"""

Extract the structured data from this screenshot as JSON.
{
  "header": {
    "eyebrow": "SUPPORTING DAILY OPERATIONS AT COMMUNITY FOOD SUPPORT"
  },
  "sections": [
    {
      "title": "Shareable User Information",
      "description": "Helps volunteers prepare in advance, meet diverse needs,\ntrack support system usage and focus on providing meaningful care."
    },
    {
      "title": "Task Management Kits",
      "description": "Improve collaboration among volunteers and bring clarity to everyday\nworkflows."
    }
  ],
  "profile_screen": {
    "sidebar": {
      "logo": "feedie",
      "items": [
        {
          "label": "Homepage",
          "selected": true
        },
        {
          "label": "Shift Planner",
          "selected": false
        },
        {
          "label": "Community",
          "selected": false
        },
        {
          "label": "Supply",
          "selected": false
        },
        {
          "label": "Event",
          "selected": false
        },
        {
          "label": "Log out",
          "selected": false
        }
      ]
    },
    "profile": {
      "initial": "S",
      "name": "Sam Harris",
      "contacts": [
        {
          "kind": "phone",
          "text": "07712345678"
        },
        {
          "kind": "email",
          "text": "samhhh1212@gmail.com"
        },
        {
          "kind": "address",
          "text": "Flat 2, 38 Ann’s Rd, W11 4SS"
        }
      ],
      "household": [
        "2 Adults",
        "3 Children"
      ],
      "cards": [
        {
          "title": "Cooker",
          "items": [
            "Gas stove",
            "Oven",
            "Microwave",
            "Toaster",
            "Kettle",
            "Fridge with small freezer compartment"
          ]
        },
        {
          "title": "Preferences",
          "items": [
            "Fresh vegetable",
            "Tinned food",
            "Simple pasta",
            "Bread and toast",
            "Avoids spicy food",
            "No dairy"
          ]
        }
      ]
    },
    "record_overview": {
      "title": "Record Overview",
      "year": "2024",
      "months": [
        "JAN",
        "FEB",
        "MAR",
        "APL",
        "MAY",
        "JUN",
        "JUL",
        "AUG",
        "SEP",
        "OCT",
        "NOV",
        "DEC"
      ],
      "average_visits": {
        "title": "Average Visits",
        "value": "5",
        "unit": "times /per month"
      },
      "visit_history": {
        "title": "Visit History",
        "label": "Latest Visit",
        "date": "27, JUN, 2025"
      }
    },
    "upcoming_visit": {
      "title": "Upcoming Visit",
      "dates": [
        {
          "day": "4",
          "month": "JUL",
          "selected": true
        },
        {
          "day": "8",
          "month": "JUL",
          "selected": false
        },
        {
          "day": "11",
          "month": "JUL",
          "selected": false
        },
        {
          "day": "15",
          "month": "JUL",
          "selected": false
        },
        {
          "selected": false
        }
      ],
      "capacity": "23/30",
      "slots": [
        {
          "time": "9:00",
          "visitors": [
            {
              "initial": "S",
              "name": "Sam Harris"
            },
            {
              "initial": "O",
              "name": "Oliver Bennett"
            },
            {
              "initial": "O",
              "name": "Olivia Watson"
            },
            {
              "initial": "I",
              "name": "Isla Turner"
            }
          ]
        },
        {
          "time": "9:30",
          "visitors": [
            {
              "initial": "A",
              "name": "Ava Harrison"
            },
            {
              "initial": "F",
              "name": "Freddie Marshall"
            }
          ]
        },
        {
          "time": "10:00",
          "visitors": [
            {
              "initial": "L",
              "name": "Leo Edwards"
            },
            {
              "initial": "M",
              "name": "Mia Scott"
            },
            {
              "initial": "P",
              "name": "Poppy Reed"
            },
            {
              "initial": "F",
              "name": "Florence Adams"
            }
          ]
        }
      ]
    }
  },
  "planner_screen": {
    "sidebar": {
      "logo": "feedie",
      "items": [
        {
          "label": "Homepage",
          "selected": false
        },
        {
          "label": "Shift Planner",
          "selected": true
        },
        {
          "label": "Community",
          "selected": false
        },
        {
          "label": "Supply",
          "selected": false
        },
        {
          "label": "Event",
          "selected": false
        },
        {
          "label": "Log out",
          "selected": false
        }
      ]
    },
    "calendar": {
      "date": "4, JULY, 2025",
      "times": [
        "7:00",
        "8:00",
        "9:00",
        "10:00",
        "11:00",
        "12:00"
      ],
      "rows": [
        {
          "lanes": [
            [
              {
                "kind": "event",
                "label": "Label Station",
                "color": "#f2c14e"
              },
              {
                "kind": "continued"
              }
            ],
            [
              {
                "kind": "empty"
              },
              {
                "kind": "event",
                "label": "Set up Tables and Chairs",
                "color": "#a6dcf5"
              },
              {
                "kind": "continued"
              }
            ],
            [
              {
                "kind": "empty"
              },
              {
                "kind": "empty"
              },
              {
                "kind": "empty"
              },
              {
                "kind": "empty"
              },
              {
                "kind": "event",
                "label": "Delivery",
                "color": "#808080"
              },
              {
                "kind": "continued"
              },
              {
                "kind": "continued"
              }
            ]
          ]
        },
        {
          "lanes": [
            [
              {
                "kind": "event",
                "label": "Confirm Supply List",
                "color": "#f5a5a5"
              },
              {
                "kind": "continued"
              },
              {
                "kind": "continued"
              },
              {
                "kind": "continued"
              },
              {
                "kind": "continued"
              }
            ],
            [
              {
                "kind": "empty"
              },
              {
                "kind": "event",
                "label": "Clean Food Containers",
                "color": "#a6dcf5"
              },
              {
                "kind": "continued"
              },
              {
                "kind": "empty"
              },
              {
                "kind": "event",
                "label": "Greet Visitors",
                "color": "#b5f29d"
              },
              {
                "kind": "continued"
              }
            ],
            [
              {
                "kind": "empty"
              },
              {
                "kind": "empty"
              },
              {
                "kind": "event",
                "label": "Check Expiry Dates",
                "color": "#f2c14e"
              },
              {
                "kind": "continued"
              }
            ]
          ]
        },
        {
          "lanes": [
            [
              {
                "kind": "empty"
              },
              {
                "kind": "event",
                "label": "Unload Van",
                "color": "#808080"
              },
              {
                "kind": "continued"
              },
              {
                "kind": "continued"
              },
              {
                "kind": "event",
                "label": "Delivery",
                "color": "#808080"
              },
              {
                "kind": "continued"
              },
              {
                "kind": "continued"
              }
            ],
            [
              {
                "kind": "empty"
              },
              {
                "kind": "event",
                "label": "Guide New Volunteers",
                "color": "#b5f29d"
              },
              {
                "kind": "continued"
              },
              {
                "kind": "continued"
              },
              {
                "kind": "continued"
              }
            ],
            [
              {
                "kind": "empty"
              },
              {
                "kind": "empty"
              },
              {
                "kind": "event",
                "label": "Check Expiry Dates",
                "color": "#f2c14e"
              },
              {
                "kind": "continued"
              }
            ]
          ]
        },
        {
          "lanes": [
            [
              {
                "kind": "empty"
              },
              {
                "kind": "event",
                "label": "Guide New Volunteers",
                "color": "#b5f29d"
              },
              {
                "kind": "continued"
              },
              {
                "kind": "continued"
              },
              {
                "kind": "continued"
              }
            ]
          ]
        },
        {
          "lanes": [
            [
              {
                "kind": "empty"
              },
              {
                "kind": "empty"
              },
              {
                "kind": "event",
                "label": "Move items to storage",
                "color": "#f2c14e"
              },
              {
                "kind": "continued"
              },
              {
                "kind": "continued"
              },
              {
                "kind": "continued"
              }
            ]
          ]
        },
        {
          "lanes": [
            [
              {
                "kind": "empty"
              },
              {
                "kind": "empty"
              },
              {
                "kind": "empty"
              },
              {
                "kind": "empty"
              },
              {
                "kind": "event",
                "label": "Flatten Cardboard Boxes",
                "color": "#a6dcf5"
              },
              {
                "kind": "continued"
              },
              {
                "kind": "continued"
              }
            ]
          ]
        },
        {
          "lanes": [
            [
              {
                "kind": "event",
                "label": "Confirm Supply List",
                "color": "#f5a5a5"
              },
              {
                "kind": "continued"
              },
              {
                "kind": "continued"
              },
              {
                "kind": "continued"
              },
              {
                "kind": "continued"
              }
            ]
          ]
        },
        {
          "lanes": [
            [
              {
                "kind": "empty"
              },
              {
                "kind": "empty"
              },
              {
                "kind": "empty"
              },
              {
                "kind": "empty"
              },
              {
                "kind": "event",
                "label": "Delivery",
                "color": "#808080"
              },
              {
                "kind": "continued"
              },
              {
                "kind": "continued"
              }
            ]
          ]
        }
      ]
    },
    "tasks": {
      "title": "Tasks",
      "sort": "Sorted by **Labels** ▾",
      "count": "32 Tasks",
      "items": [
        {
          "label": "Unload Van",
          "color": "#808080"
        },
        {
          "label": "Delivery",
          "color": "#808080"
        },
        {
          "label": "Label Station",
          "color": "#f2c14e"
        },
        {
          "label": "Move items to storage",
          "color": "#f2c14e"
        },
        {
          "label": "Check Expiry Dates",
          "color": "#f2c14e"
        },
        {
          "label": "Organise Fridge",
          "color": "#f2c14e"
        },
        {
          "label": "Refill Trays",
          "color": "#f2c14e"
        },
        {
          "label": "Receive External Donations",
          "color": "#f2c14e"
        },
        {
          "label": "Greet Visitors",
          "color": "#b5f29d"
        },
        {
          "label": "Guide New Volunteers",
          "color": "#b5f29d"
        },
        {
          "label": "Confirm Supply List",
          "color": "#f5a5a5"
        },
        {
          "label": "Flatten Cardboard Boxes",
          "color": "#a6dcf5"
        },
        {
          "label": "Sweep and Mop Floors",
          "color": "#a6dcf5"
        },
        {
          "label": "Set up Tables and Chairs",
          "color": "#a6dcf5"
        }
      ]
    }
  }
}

"""

GOAL: Return all lines of the material above in which the word "Move" occurs.

RESULT OF THIS TASK:
                "label": "Move items to storage",
          "label": "Move items to storage",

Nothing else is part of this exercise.